-------- SELECTED PASSAGE --------
Summary of GABA Signalling

1) receptors involved in many disorders 2) disorders involve alterations; natural variations in GABA signalling contribute to natural variations in mood (puberty, post-partum); increased GABA signalling = reduced anxiety, decreased GABA signalling = increased anxiety + depression; modulating GABARs with drugs affects anxiety

Drugs affecting GABA

spectrum of effects related to dose; many drugs for anxiety, not just GABA

Anxiety - GABA Drugs

Benzodiazepines + SSRIs; Valium or Xanax; GAD, panic, OCD, SAD, withdrawal

Pain

private experience associated with injury or feeling that injury has occurred; adaptive → danger/withdraw

Acute Pain

brief, overlaps with healing following injury; normal, more manageable

Chronic Pain

persistent beyond healing period for injury; ex. Migraine, diabetic neuropathy, arthritis

Chronic Pain Cause

following injury, lasting changes in nociceptive signaling system; sustained activation of peripheral nociceptive fibers → CNS hyperactivity

Nociceptive Signalling

convert info in NS to psychological experience of pain

Pain Pathways

primary afferent-second order sensory synapse in dorsal horn; activity of dorsal horn neurons modulated by interneurons; loss of interneurons following injury cause chronic pain

Inhibitory Balance Changes

1) death of interneurons increase pain; 2) with changes in transport across the membrane, inhibitory signals lose their value, becoming insufficiently inhibitory or even excitatory

Central Sensitization

even if inhibition is stable, increases in excitation can amplify pain-related signals; signaling at synapse may increase in strength after injury or other stimulation forms

Drugs for Pain

GABA signaling may regulate pain and GABARs target for analgesic drugs; activation of 𝛅GABAARs activation = analgesic effects;

Gabapentin

known for analgesic effects, increase 𝛅GABAAR expression
-------- DATA PROVIDED --------
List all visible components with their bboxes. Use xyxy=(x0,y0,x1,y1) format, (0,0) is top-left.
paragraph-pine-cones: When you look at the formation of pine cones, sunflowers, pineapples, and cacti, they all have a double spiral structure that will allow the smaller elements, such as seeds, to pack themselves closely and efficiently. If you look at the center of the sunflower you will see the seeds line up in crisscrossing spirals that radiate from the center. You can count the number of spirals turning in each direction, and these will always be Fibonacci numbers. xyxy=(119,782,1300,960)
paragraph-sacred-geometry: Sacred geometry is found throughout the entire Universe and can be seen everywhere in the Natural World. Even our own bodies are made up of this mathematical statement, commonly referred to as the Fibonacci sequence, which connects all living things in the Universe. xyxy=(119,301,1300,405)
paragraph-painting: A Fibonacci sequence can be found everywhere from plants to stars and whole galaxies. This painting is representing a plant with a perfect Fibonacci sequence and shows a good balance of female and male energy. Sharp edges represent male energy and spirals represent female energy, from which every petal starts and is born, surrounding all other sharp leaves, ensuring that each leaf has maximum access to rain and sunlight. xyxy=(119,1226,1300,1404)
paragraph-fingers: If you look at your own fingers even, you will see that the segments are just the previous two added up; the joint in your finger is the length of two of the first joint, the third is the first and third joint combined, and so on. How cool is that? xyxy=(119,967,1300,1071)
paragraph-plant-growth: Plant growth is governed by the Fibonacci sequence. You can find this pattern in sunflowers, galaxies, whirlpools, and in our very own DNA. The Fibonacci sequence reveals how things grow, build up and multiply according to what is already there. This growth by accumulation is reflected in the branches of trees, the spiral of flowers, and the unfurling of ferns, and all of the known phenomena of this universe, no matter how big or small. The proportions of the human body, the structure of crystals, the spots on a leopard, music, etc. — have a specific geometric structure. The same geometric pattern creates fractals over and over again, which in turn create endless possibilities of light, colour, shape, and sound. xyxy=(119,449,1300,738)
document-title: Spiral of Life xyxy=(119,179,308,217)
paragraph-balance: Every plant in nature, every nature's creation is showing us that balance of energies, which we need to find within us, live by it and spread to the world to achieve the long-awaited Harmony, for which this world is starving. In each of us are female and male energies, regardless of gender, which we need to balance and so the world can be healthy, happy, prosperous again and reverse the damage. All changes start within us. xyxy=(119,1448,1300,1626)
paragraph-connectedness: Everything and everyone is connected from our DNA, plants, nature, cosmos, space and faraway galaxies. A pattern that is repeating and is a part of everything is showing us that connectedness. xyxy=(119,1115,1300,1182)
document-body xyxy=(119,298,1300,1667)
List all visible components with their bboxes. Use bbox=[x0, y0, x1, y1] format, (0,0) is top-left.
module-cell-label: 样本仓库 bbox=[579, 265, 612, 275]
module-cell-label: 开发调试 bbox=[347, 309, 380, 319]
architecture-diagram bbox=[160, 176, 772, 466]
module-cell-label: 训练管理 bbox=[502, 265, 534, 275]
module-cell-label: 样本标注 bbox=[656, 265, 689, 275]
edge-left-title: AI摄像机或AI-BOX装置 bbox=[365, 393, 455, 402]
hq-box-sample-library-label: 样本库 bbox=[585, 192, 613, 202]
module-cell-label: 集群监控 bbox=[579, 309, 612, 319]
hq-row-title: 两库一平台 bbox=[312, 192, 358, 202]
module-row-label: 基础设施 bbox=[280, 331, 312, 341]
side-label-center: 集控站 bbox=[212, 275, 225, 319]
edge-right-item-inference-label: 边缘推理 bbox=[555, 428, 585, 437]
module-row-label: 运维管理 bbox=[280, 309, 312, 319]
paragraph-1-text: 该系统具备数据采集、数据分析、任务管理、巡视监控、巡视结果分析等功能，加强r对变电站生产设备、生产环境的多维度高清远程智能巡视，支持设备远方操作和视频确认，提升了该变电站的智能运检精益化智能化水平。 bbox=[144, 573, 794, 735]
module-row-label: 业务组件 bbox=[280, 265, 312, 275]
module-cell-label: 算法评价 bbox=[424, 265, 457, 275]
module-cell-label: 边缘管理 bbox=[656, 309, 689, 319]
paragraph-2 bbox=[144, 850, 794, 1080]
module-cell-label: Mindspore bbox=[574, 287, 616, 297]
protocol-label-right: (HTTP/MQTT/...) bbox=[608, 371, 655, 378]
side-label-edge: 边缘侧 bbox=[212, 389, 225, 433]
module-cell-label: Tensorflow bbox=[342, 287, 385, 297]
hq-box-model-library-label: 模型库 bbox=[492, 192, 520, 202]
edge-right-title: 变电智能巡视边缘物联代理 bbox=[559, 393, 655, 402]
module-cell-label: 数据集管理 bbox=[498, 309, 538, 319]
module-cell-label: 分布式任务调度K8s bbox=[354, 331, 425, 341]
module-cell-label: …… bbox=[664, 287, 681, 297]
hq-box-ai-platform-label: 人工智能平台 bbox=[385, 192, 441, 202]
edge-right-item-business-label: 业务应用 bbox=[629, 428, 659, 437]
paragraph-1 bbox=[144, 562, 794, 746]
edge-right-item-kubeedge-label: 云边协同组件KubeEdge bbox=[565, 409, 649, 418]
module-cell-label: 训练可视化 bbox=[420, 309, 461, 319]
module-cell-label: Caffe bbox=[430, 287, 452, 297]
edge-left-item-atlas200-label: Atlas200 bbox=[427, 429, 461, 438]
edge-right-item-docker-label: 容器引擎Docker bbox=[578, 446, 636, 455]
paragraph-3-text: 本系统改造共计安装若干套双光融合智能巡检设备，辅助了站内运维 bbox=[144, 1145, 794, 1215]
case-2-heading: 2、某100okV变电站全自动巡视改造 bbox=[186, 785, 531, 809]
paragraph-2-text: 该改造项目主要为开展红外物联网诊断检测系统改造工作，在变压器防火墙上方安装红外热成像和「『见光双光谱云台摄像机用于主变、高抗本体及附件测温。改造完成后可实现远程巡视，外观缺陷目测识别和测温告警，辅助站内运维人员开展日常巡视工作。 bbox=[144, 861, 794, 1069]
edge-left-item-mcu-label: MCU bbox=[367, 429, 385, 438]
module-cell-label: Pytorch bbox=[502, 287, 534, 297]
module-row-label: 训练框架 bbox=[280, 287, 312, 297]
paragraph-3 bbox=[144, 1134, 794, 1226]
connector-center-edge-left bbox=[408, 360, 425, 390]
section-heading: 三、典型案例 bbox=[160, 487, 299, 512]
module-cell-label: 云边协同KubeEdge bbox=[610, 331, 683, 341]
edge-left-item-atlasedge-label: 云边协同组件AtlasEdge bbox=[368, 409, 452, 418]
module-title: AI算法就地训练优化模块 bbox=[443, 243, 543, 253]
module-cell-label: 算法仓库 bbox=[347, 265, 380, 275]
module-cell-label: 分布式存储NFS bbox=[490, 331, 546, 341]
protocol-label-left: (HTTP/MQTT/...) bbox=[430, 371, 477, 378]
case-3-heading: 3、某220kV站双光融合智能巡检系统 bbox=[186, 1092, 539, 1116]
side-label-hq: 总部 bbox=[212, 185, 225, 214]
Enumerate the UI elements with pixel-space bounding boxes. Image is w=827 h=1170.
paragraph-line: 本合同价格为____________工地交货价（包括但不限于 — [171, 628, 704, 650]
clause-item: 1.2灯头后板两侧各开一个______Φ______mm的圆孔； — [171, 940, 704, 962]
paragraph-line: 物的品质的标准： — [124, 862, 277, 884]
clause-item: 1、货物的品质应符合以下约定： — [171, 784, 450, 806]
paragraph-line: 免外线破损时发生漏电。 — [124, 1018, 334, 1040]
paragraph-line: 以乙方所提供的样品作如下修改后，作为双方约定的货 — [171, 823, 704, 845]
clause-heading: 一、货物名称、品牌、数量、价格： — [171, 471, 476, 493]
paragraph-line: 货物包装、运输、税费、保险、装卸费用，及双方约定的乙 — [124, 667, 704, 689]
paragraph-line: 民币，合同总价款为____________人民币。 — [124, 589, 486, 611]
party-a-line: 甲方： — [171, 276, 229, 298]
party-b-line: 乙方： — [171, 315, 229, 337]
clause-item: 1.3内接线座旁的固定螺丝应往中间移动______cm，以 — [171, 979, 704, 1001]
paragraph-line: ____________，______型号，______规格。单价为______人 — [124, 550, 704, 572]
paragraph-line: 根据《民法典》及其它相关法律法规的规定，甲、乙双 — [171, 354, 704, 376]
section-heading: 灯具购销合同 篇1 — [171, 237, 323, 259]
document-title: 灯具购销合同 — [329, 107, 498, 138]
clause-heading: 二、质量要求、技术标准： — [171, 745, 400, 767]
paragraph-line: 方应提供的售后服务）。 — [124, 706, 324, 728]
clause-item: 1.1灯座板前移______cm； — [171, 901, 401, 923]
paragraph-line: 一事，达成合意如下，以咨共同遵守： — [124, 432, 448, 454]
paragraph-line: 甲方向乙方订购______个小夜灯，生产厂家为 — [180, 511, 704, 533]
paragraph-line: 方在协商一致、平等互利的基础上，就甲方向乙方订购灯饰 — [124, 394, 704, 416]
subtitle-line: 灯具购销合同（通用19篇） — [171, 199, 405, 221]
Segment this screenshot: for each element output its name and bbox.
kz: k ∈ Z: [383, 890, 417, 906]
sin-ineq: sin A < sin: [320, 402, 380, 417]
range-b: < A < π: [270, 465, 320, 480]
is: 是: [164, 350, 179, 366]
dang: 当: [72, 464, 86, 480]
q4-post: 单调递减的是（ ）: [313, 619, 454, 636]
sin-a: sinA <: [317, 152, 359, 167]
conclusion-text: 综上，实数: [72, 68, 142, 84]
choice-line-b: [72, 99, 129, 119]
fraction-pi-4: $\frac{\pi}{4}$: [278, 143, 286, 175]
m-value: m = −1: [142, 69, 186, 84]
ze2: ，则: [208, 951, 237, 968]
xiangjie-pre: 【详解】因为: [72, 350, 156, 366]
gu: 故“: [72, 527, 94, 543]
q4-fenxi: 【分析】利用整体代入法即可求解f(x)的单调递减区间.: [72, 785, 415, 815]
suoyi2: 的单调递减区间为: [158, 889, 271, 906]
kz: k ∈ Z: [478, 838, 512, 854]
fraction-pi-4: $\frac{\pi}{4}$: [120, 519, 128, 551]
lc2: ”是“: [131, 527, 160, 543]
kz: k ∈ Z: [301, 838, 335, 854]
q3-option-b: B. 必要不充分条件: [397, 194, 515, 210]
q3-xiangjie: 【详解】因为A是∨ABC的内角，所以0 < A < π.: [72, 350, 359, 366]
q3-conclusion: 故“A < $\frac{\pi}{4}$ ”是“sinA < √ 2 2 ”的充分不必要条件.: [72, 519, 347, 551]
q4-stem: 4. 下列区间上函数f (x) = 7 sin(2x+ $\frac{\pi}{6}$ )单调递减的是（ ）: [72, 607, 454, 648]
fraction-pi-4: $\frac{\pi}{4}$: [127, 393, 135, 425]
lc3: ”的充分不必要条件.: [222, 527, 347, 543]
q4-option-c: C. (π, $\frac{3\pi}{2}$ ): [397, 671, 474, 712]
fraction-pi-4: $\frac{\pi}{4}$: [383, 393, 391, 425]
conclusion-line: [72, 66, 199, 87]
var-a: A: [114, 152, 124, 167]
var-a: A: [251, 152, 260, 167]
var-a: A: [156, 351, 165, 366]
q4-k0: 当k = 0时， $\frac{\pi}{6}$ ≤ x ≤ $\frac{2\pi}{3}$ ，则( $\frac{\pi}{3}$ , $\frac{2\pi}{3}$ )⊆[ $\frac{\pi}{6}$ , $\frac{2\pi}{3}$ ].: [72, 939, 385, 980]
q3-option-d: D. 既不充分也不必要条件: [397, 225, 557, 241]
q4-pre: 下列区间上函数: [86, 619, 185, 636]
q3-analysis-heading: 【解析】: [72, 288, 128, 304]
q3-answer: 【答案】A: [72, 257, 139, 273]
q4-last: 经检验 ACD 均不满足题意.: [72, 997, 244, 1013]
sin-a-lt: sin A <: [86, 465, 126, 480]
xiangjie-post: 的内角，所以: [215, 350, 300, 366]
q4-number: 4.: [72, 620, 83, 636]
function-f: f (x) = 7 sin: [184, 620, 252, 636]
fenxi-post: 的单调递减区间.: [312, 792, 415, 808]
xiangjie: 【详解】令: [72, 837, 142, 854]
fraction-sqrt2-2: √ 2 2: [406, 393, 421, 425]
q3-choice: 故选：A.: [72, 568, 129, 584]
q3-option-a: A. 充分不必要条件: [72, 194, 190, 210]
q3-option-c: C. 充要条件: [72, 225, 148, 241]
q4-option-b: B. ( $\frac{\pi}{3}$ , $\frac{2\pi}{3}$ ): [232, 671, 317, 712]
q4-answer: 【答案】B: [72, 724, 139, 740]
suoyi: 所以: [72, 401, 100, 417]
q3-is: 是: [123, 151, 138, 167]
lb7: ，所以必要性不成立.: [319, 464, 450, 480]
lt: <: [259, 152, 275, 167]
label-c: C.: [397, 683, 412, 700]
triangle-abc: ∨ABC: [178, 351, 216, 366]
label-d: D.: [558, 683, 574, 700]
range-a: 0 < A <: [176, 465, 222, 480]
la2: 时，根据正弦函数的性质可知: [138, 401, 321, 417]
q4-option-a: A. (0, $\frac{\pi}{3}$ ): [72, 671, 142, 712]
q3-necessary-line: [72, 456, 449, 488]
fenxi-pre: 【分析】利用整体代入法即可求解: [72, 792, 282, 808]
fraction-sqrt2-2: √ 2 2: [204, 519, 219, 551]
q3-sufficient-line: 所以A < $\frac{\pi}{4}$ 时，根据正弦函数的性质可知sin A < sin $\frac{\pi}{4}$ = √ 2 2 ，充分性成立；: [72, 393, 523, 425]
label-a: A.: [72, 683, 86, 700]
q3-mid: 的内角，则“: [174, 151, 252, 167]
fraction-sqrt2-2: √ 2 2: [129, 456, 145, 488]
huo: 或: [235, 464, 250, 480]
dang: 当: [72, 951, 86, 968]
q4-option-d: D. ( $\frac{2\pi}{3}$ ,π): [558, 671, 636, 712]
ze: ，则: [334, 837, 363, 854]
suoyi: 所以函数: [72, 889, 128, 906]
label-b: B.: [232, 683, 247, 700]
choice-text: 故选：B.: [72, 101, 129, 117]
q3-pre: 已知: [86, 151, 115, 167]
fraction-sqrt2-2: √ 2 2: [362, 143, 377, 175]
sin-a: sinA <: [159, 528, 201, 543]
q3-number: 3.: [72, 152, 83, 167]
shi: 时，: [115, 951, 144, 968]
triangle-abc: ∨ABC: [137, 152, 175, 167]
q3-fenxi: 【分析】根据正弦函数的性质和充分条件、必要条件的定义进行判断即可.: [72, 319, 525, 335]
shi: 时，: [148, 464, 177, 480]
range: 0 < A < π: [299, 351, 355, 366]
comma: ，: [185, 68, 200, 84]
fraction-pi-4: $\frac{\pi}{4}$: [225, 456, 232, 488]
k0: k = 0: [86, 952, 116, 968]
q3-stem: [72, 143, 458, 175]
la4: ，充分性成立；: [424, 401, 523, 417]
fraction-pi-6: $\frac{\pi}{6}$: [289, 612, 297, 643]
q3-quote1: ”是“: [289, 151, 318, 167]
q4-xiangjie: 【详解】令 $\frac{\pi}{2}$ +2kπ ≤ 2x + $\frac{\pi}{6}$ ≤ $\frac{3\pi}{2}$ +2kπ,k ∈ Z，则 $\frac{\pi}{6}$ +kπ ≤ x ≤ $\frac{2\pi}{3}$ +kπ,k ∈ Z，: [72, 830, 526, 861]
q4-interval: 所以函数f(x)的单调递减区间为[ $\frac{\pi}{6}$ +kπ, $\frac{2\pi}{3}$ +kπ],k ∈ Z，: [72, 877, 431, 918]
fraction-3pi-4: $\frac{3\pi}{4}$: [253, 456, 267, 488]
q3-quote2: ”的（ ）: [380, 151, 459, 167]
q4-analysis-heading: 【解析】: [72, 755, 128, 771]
--------
=== TASK DIRECTIONS ===
Decide whether each statement below agrees with the notes on GABA signalling and pain. For each one, answer yes or no and quote the words from the notes that settle it. 1. Chronic pain lasts beyond the healing period for an injury. 2. Gabapentin decreases 𝛅GABAAR expression. 3. Decreased GABA signalling is linked to reduced anxiety.

=== SOLUTION ===
1. Yes: "persistent beyond healing period for injury"
2. No: "increase 𝛅GABAAR expression"
3. No: "decreased GABA signalling = increased anxiety + depression"